-------- DATASET ENTRIES --------

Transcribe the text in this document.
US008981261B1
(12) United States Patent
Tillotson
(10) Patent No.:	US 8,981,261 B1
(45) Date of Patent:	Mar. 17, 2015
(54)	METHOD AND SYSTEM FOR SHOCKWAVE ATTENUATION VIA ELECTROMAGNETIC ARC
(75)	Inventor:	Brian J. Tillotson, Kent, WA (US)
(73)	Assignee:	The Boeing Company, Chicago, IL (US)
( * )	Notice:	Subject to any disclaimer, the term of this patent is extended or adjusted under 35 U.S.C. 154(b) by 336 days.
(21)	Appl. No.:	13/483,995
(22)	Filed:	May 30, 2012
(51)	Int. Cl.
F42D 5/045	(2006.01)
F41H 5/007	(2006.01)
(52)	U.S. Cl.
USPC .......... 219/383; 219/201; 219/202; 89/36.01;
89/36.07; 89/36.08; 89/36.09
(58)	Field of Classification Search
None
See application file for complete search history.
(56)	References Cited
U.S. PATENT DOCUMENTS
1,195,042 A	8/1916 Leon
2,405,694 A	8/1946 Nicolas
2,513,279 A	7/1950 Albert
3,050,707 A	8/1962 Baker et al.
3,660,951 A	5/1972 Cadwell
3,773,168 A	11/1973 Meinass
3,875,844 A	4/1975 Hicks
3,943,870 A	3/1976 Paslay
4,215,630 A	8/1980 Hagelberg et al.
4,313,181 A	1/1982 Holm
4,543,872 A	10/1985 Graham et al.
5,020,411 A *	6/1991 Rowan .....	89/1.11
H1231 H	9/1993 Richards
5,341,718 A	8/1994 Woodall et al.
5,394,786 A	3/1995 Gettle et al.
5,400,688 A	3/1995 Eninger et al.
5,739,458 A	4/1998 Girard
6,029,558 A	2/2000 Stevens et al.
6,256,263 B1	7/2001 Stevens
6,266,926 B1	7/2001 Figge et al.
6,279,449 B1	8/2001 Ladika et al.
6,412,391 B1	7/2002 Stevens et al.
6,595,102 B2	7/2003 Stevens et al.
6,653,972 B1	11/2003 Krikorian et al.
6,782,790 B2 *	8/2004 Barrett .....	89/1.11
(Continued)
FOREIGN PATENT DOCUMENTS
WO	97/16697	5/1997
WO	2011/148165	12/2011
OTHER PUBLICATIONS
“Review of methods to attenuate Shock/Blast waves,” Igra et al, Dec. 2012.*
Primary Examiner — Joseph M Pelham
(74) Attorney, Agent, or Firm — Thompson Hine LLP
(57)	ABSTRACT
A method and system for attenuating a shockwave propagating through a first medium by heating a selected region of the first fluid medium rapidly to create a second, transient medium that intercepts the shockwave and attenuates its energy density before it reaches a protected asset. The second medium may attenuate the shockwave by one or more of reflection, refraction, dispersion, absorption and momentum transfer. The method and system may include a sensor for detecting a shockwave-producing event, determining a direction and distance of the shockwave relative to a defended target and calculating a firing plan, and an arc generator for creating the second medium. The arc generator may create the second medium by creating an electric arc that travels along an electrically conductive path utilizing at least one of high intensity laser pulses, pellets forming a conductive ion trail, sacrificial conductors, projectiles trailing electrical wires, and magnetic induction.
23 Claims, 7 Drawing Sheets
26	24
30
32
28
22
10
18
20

--------

◆ **WRITTEN INSTRUCTION**: Your task is to output all of the data above word for word.

◆ **TASK ANSWER**:
Transcribe the text in this document.
US008981261B1
(12) United States Patent
Tillotson
(10) Patent No.:	US 8,981,261 B1
(45) Date of Patent:	Mar. 17, 2015
(54)	METHOD AND SYSTEM FOR SHOCKWAVE ATTENUATION VIA ELECTROMAGNETIC ARC
(75)	Inventor:	Brian J. Tillotson, Kent, WA (US)
(73)	Assignee:	The Boeing Company, Chicago, IL (US)
( * )	Notice:	Subject to any disclaimer, the term of this patent is extended or adjusted under 35 U.S.C. 154(b) by 336 days.
(21)	Appl. No.:	13/483,995
(22)	Filed:	May 30, 2012
(51)	Int. Cl.
F42D 5/045	(2006.01)
F41H 5/007	(2006.01)
(52)	U.S. Cl.
USPC .......... 219/383; 219/201; 219/202; 89/36.01;
89/36.07; 89/36.08; 89/36.09
(58)	Field of Classification Search
None
See application file for complete search history.
(56)	References Cited
U.S. PATENT DOCUMENTS
1,195,042 A	8/1916 Leon
2,405,694 A	8/1946 Nicolas
2,513,279 A	7/1950 Albert
3,050,707 A	8/1962 Baker et al.
3,660,951 A	5/1972 Cadwell
3,773,168 A	11/1973 Meinass
3,875,844 A	4/1975 Hicks
3,943,870 A	3/1976 Paslay
4,215,630 A	8/1980 Hagelberg et al.
4,313,181 A	1/1982 Holm
4,543,872 A	10/1985 Graham et al.
5,020,411 A *	6/1991 Rowan .....	89/1.11
H1231 H	9/1993 Richards
5,341,718 A	8/1994 Woodall et al.
5,394,786 A	3/1995 Gettle et al.
5,400,688 A	3/1995 Eninger et al.
5,739,458 A	4/1998 Girard
6,029,558 A	2/2000 Stevens et al.
6,256,263 B1	7/2001 Stevens
6,266,926 B1	7/2001 Figge et al.
6,279,449 B1	8/2001 Ladika et al.
6,412,391 B1	7/2002 Stevens et al.
6,595,102 B2	7/2003 Stevens et al.
6,653,972 B1	11/2003 Krikorian et al.
6,782,790 B2 *	8/2004 Barrett .....	89/1.11
(Continued)
FOREIGN PATENT DOCUMENTS
WO	97/16697	5/1997
WO	2011/148165	12/2011
OTHER PUBLICATIONS
“Review of methods to attenuate Shock/Blast waves,” Igra et al, Dec. 2012.*
Primary Examiner — Joseph M Pelham
(74) Attorney, Agent, or Firm — Thompson Hine LLP
(57)	ABSTRACT
A method and system for attenuating a shockwave propagating through a first medium by heating a selected region of the first fluid medium rapidly to create a second, transient medium that intercepts the shockwave and attenuates its energy density before it reaches a protected asset. The second medium may attenuate the shockwave by one or more of reflection, refraction, dispersion, absorption and momentum transfer. The method and system may include a sensor for detecting a shockwave-producing event, determining a direction and distance of the shockwave relative to a defended target and calculating a firing plan, and an arc generator for creating the second medium. The arc generator may create the second medium by creating an electric arc that travels along an electrically conductive path utilizing at least one of high intensity laser pulses, pellets forming a conductive ion trail, sacrificial conductors, projectiles trailing electrical wires, and magnetic induction.
23 Claims, 7 Drawing Sheets
26	24
30
32
28
22
10
18
20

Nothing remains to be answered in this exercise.